### [Stated exercise]
Exactly as written, please set down all of the entries again, with no pictures.
----
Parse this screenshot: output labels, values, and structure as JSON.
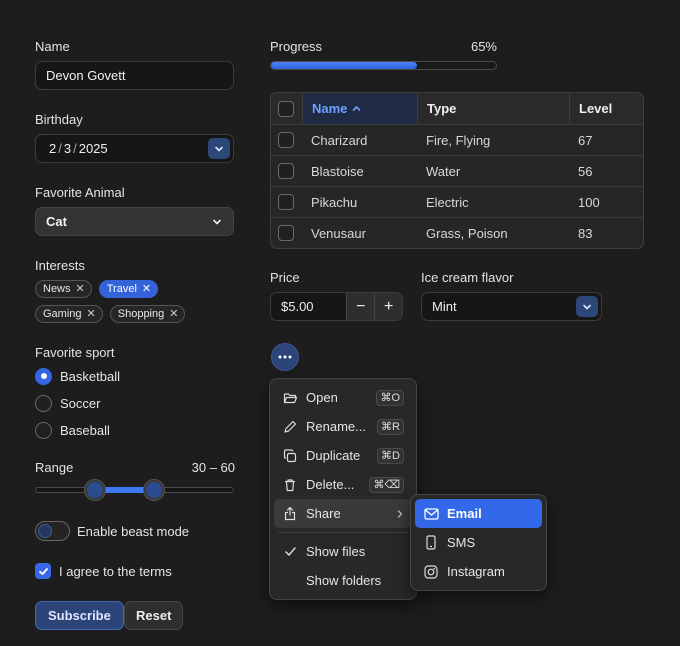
{
  "name": {
    "label": "Name",
    "value": "Devon Govett"
  },
  "birthday": {
    "label": "Birthday",
    "month": "2",
    "day": "3",
    "year": "2025",
    "sep": "/"
  },
  "animal": {
    "label": "Favorite Animal",
    "value": "Cat"
  },
  "interests": {
    "label": "Interests",
    "tags": [
      {
        "label": "News",
        "selected": false
      },
      {
        "label": "Travel",
        "selected": true
      },
      {
        "label": "Gaming",
        "selected": false
      },
      {
        "label": "Shopping",
        "selected": false
      }
    ]
  },
  "sport": {
    "label": "Favorite sport",
    "options": [
      {
        "label": "Basketball",
        "selected": true
      },
      {
        "label": "Soccer",
        "selected": false
      },
      {
        "label": "Baseball",
        "selected": false
      }
    ]
  },
  "range": {
    "label": "Range",
    "value_text": "30 – 60",
    "min": 30,
    "max": 60,
    "scale_min": 0,
    "scale_max": 100
  },
  "beast_mode": {
    "label": "Enable beast mode",
    "on": false
  },
  "terms": {
    "label": "I agree to the terms",
    "checked": true
  },
  "buttons": {
    "subscribe": "Subscribe",
    "reset": "Reset"
  },
  "progress": {
    "label": "Progress",
    "value_text": "65%",
    "value": 0.65
  },
  "table": {
    "columns": [
      "Name",
      "Type",
      "Level"
    ],
    "sort_indicator": "^",
    "rows": [
      {
        "name": "Charizard",
        "type": "Fire, Flying",
        "level": "67"
      },
      {
        "name": "Blastoise",
        "type": "Water",
        "level": "56"
      },
      {
        "name": "Pikachu",
        "type": "Electric",
        "level": "100"
      },
      {
        "name": "Venusaur",
        "type": "Grass, Poison",
        "level": "83"
      }
    ]
  },
  "price": {
    "label": "Price",
    "value": "$5.00",
    "minus": "−",
    "plus": "+"
  },
  "flavor": {
    "label": "Ice cream flavor",
    "value": "Mint"
  },
  "menu": {
    "items": [
      {
        "label": "Open",
        "shortcut": "⌘O",
        "icon": "folder-open-icon"
      },
      {
        "label": "Rename...",
        "shortcut": "⌘R",
        "icon": "pencil-icon"
      },
      {
        "label": "Duplicate",
        "shortcut": "⌘D",
        "icon": "copy-icon"
      },
      {
        "label": "Delete...",
        "shortcut": "⌘⌫",
        "icon": "trash-icon"
      },
      {
        "label": "Share",
        "icon": "share-icon"
      }
    ],
    "toggles": [
      {
        "label": "Show files",
        "checked": true
      },
      {
        "label": "Show folders",
        "checked": false
      }
    ]
  },
  "submenu": {
    "items": [
      {
        "label": "Email",
        "icon": "mail-icon"
      },
      {
        "label": "SMS",
        "icon": "phone-icon"
      },
      {
        "label": "Instagram",
        "icon": "instagram-icon"
      }
    ]
  },
  "colors": {
    "accent": "#3369e8",
    "background": "#1d1d1d"
  }
}
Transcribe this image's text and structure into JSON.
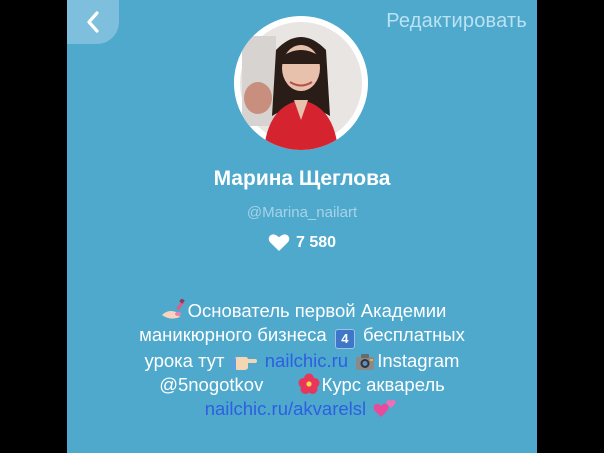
{
  "header": {
    "back_icon": "chevron-left-icon",
    "edit_label": "Редактировать"
  },
  "profile": {
    "name": "Марина Щеглова",
    "handle": "@Marina_nailart",
    "likes_icon": "heart-icon",
    "likes_count": "7 580"
  },
  "bio": {
    "line1_text": "Основатель первой Академии",
    "line2_text_a": "маникюрного бизнеса",
    "line2_badge": "4",
    "line2_text_b": "бесплатных",
    "line3_text_a": "урока тут",
    "line3_link": "nailchic.ru",
    "line3_text_b": "Instagram",
    "line4_text_a": "@5nogotkov",
    "line4_text_b": "Курс акварель",
    "line5_link": "nailchic.ru/akvarelsl"
  },
  "colors": {
    "background": "#4EA9CD",
    "link": "#2D5FE0",
    "edit": "#B9E2F2"
  }
}
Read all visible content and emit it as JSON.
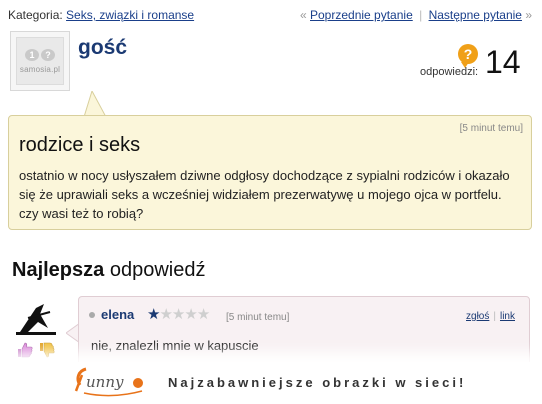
{
  "topbar": {
    "category_label": "Kategoria:",
    "category_link": "Seks, związki i romanse",
    "prev_link": "Poprzednie pytanie",
    "next_link": "Następne pytanie",
    "prev_arrow": "«",
    "next_arrow": "»",
    "separator": "|"
  },
  "question": {
    "username": "gość",
    "avatar_logo_text": "samosia.pl",
    "answers_label": "odpowiedzi:",
    "answers_count": "14",
    "time": "[5 minut temu]",
    "title": "rodzice i seks",
    "body": "ostatnio w nocy usłyszałem dziwne odgłosy dochodzące z sypialni rodziców i okazało się że uprawiali seks a wcześniej widziałem prezerwatywę u mojego ojca w portfelu. czy wasi też to robią?"
  },
  "best_answer": {
    "heading_bold": "Najlepsza",
    "heading_rest": " odpowiedź",
    "username": "elena",
    "rating": 1,
    "rating_max": 5,
    "time": "[5 minut temu]",
    "report_link": "zgłoś",
    "link_link": "link",
    "text": "nie, znalezli mnie w kapuscie"
  },
  "footer": {
    "logo_text": "funny",
    "slogan": "Najzabawniejsze obrazki w sieci!"
  },
  "colors": {
    "link_blue": "#1a3f8a",
    "question_bg": "#fbf6da",
    "answer_bg": "#f8f1f3",
    "answers_icon": "#f0a018"
  }
}
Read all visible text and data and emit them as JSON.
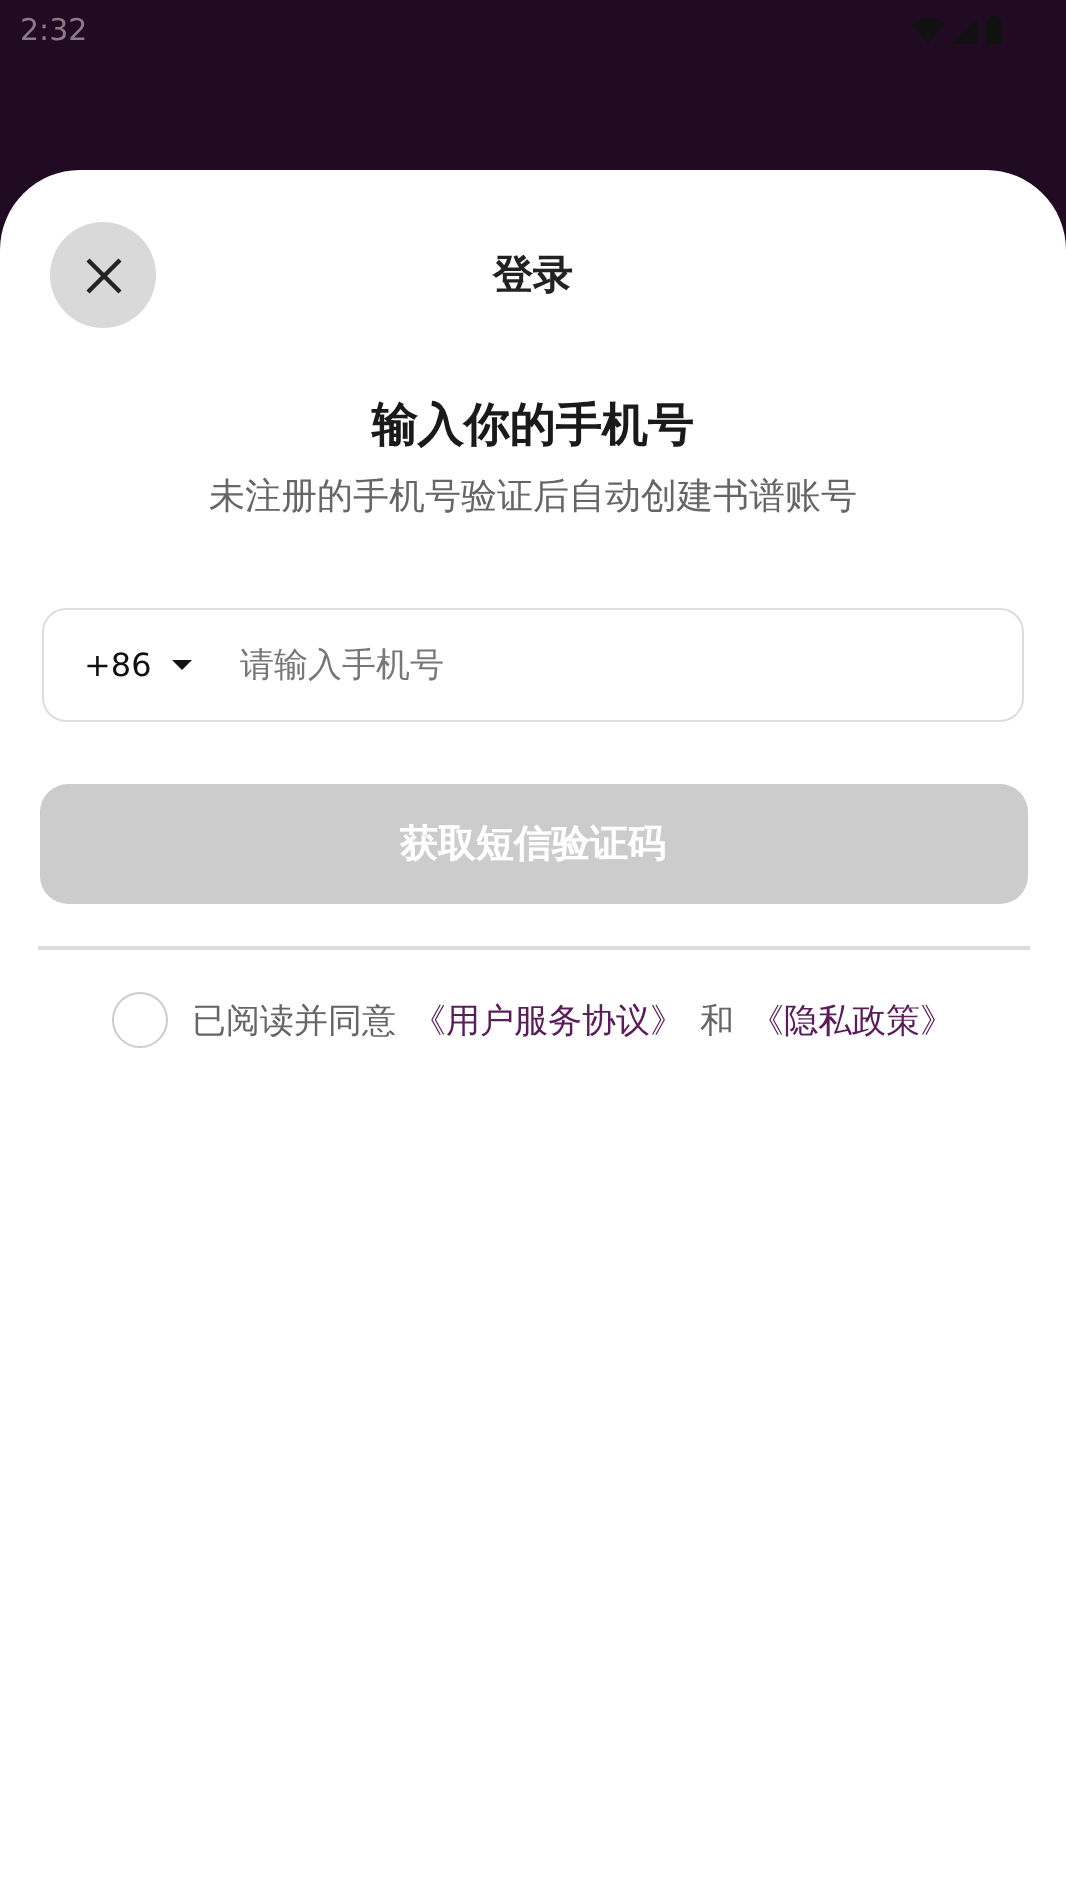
{
  "status_bar": {
    "time": "2:32"
  },
  "sheet": {
    "title": "登录"
  },
  "heading": "输入你的手机号",
  "subtitle": "未注册的手机号验证后自动创建书谱账号",
  "phone_field": {
    "country_code": "+86",
    "placeholder": "请输入手机号"
  },
  "submit_button": {
    "label": "获取短信验证码",
    "disabled": true
  },
  "agreement": {
    "checked": false,
    "parts": [
      {
        "kind": "text",
        "text": "已阅读并同意"
      },
      {
        "kind": "link",
        "text": "《用户服务协议》"
      },
      {
        "kind": "text",
        "text": "和"
      },
      {
        "kind": "link",
        "text": "《隐私政策》"
      }
    ]
  }
}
----
### [Finished task]
Parse this screenshot: output labels, values, and structure as JSON.
{
  "name": {
    "label": "Name",
    "value": "Devon Govett"
  },
  "birthday": {
    "label": "Birthday",
    "month": "2",
    "day": "3",
    "year": "2025",
    "sep": "/"
  },
  "animal": {
    "label": "Favorite Animal",
    "value": "Cat"
  },
  "interests": {
    "label": "Interests",
    "tags": [
      {
        "label": "News",
        "selected": false
      },
      {
        "label": "Travel",
        "selected": true
      },
      {
        "label": "Gaming",
        "selected": false
      },
      {
        "label": "Shopping",
        "selected": false
      }
    ]
  },
  "sport": {
    "label": "Favorite sport",
    "options": [
      {
        "label": "Basketball",
        "selected": true
      },
      {
        "label": "Soccer",
        "selected": false
      },
      {
        "label": "Baseball",
        "selected": false
      }
    ]
  },
  "range": {
    "label": "Range",
    "value_text": "30 – 60",
    "min": 30,
    "max": 60,
    "scale_min": 0,
    "scale_max": 100
  },
  "beast_mode": {
    "label": "Enable beast mode",
    "on": false
  },
  "terms": {
    "label": "I agree to the terms",
    "checked": true
  },
  "buttons": {
    "subscribe": "Subscribe",
    "reset": "Reset"
  },
  "progress": {
    "label": "Progress",
    "value_text": "65%",
    "value": 0.65
  },
  "table": {
    "columns": [
      "Name",
      "Type",
      "Level"
    ],
    "sort_indicator": "^",
    "rows": [
      {
        "name": "Charizard",
        "type": "Fire, Flying",
        "level": "67"
      },
      {
        "name": "Blastoise",
        "type": "Water",
        "level": "56"
      },
      {
        "name": "Pikachu",
        "type": "Electric",
        "level": "100"
      },
      {
        "name": "Venusaur",
        "type": "Grass, Poison",
        "level": "83"
      }
    ]
  },
  "price": {
    "label": "Price",
    "value": "$5.00",
    "minus": "−",
    "plus": "+"
  },
  "flavor": {
    "label": "Ice cream flavor",
    "value": "Mint"
  },
  "menu": {
    "items": [
      {
        "label": "Open",
        "shortcut": "⌘O",
        "icon": "folder-open-icon"
      },
      {
        "label": "Rename...",
        "shortcut": "⌘R",
        "icon": "pencil-icon"
      },
      {
        "label": "Duplicate",
        "shortcut": "⌘D",
        "icon": "copy-icon"
      },
      {
        "label": "Delete...",
        "shortcut": "⌘⌫",
        "icon": "trash-icon"
      },
      {
        "label": "Share",
        "icon": "share-icon"
      }
    ],
    "toggles": [
      {
        "label": "Show files",
        "checked": true
      },
      {
        "label": "Show folders",
        "checked": false
      }
    ]
  },
  "submenu": {
    "items": [
      {
        "label": "Email",
        "icon": "mail-icon"
      },
      {
        "label": "SMS",
        "icon": "phone-icon"
      },
      {
        "label": "Instagram",
        "icon": "instagram-icon"
      }
    ]
  },
  "colors": {
    "accent": "#3369e8",
    "background": "#1d1d1d"
  }
}
Transcribe this image's text and structure into JSON.
{
  "header": {
    "back_icon": "chevron-left-icon",
    "edit_label": "Редактировать"
  },
  "profile": {
    "name": "Марина Щеглова",
    "handle": "@Marina_nailart",
    "likes_icon": "heart-icon",
    "likes_count": "7 580"
  },
  "bio": {
    "line1_text": "Основатель первой Академии",
    "line2_text_a": "маникюрного бизнеса",
    "line2_badge": "4",
    "line2_text_b": "бесплатных",
    "line3_text_a": "урока тут",
    "line3_link": "nailchic.ru",
    "line3_text_b": "Instagram",
    "line4_text_a": "@5nogotkov",
    "line4_text_b": "Курс акварель",
    "line5_link": "nailchic.ru/akvarelsl"
  },
  "colors": {
    "background": "#4EA9CD",
    "link": "#2D5FE0",
    "edit": "#B9E2F2"
  }
}
Read all visible content and emit it as JSON.
{
  "topbar": {
    "category_label": "Kategoria:",
    "category_link": "Seks, związki i romanse",
    "prev_link": "Poprzednie pytanie",
    "next_link": "Następne pytanie",
    "prev_arrow": "«",
    "next_arrow": "»",
    "separator": "|"
  },
  "question": {
    "username": "gość",
    "avatar_logo_text": "samosia.pl",
    "answers_label": "odpowiedzi:",
    "answers_count": "14",
    "time": "[5 minut temu]",
    "title": "rodzice i seks",
    "body": "ostatnio w nocy usłyszałem dziwne odgłosy dochodzące z sypialni rodziców i okazało się że uprawiali seks a wcześniej widziałem prezerwatywę u mojego ojca w portfelu. czy wasi też to robią?"
  },
  "best_answer": {
    "heading_bold": "Najlepsza",
    "heading_rest": " odpowiedź",
    "username": "elena",
    "rating": 1,
    "rating_max": 5,
    "time": "[5 minut temu]",
    "report_link": "zgłoś",
    "link_link": "link",
    "text": "nie, znalezli mnie w kapuscie"
  },
  "footer": {
    "logo_text": "funny",
    "slogan": "Najzabawniejsze obrazki w sieci!"
  },
  "colors": {
    "link_blue": "#1a3f8a",
    "question_bg": "#fbf6da",
    "answer_bg": "#f8f1f3",
    "answers_icon": "#f0a018"
  }
}
Read all visible text and data and emit them as JSON.
{
  "status_bar": {
    "time": "2:32"
  },
  "sheet": {
    "title": "登录"
  },
  "heading": "输入你的手机号",
  "subtitle": "未注册的手机号验证后自动创建书谱账号",
  "phone_field": {
    "country_code": "+86",
    "placeholder": "请输入手机号"
  },
  "submit_button": {
    "label": "获取短信验证码",
    "disabled": true
  },
  "agreement": {
    "checked": false,
    "parts": [
      {
        "kind": "text",
        "text": "已阅读并同意"
      },
      {
        "kind": "link",
        "text": "《用户服务协议》"
      },
      {
        "kind": "text",
        "text": "和"
      },
      {
        "kind": "link",
        "text": "《隐私政策》"
      }
    ]
  }
}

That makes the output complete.